What is asked – In the entries that follow, find the word "Χωρίς" and report each line it is on.

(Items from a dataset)
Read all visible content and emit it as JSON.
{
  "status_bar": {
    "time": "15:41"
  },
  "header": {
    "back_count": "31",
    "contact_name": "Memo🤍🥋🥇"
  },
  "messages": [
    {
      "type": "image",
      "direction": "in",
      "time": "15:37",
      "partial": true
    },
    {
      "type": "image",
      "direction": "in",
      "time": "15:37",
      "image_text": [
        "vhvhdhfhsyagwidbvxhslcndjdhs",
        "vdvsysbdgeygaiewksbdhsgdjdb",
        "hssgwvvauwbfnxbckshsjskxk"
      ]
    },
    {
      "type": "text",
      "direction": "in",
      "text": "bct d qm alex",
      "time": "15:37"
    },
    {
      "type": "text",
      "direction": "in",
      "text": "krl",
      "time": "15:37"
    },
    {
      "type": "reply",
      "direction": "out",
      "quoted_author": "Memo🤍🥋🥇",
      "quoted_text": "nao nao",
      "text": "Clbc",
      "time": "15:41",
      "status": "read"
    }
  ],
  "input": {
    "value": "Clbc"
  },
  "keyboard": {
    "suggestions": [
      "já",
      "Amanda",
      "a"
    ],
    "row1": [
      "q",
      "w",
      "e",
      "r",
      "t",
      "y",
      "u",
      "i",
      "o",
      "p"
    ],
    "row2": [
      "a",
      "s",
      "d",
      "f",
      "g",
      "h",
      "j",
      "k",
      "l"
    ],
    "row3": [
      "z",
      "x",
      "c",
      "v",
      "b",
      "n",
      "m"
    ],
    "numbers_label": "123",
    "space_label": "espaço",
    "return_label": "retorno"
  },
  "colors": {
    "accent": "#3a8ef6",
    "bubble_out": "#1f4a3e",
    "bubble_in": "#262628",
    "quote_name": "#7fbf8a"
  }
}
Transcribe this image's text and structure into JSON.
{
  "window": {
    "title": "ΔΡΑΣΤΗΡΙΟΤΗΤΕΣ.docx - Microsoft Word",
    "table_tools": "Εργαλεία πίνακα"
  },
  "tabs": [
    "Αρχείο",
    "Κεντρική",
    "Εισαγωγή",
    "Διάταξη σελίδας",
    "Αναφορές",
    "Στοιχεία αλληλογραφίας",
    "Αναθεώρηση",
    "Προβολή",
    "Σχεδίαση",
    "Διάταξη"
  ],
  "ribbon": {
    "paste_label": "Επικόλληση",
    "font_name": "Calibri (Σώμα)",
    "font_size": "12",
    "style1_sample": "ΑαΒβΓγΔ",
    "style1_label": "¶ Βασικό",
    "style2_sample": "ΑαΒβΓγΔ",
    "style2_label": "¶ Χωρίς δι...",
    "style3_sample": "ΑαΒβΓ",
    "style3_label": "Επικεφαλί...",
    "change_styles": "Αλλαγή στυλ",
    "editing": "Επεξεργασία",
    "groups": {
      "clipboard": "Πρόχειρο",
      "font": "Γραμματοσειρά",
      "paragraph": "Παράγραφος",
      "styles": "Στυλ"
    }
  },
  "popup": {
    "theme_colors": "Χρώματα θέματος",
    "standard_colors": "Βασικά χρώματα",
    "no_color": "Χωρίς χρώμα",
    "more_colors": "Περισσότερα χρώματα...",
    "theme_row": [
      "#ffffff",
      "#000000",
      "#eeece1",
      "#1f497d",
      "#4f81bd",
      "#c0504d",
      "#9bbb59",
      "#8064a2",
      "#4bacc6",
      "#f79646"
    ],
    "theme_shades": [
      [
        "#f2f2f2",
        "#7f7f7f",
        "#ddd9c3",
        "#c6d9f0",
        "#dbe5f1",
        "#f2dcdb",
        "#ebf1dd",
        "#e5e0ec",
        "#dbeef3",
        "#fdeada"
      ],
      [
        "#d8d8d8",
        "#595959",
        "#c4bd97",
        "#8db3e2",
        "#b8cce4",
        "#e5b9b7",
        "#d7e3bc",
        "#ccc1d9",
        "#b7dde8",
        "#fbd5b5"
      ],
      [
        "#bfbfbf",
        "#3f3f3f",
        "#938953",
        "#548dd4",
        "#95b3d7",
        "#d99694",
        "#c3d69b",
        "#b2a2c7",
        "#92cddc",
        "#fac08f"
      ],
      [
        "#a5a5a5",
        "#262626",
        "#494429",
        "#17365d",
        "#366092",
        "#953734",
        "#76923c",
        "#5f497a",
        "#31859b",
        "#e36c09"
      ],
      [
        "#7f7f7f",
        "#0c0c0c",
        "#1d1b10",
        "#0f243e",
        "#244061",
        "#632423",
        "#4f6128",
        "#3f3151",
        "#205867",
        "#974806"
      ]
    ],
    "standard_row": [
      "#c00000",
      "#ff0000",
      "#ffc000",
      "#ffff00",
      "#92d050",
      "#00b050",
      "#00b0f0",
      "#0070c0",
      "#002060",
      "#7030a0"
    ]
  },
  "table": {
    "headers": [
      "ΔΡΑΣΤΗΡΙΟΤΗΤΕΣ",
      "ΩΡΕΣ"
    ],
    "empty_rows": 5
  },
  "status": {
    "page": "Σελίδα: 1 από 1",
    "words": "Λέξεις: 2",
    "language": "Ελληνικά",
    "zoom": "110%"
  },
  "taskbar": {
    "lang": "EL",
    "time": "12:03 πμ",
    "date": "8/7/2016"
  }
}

Solution to this exercise –
    "style2_label": "¶ Χωρίς δι...",
    "no_color": "Χωρίς χρώμα",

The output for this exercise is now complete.